**TO BE DONE:** Reproduce the entries in full, with no changes.
** Begin RECORDS TO PROCESS **
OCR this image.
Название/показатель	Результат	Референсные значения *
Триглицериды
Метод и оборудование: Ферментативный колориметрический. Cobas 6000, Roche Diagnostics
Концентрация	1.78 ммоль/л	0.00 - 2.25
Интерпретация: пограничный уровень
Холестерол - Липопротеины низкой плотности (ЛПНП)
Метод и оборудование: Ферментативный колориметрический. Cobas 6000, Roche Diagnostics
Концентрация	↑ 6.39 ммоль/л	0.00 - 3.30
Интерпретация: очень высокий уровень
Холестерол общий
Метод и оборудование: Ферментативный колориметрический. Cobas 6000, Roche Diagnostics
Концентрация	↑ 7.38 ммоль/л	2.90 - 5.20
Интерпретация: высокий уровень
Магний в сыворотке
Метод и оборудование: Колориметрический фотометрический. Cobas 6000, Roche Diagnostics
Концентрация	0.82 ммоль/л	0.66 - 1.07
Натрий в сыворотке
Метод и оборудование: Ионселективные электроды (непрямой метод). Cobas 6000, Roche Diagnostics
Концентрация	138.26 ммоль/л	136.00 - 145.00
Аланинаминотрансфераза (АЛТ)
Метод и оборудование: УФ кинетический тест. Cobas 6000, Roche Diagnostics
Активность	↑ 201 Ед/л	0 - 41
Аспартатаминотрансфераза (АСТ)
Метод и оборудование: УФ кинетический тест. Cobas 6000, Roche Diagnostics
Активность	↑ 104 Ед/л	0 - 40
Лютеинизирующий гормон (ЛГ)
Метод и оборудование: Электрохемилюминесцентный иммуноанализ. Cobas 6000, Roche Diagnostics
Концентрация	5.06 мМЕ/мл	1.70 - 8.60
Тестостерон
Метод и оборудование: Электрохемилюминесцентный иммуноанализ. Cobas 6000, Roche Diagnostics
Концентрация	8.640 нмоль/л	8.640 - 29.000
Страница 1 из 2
** End RECORDS TO PROCESS **
**WRITTEN SOLUTION:**
OCR this image.
Название/показатель	Результат	Референсные значения *
Триглицериды
Метод и оборудование: Ферментативный колориметрический. Cobas 6000, Roche Diagnostics
Концентрация	1.78 ммоль/л	0.00 - 2.25
Интерпретация: пограничный уровень
Холестерол - Липопротеины низкой плотности (ЛПНП)
Метод и оборудование: Ферментативный колориметрический. Cobas 6000, Roche Diagnostics
Концентрация	↑ 6.39 ммоль/л	0.00 - 3.30
Интерпретация: очень высокий уровень
Холестерол общий
Метод и оборудование: Ферментативный колориметрический. Cobas 6000, Roche Diagnostics
Концентрация	↑ 7.38 ммоль/л	2.90 - 5.20
Интерпретация: высокий уровень
Магний в сыворотке
Метод и оборудование: Колориметрический фотометрический. Cobas 6000, Roche Diagnostics
Концентрация	0.82 ммоль/л	0.66 - 1.07
Натрий в сыворотке
Метод и оборудование: Ионселективные электроды (непрямой метод). Cobas 6000, Roche Diagnostics
Концентрация	138.26 ммоль/л	136.00 - 145.00
Аланинаминотрансфераза (АЛТ)
Метод и оборудование: УФ кинетический тест. Cobas 6000, Roche Diagnostics
Активность	↑ 201 Ед/л	0 - 41
Аспартатаминотрансфераза (АСТ)
Метод и оборудование: УФ кинетический тест. Cobas 6000, Roche Diagnostics
Активность	↑ 104 Ед/л	0 - 40
Лютеинизирующий гормон (ЛГ)
Метод и оборудование: Электрохемилюминесцентный иммуноанализ. Cobas 6000, Roche Diagnostics
Концентрация	5.06 мМЕ/мл	1.70 - 8.60
Тестостерон
Метод и оборудование: Электрохемилюминесцентный иммуноанализ. Cobas 6000, Roche Diagnostics
Концентрация	8.640 нмоль/л	8.640 - 29.000
Страница 1 из 2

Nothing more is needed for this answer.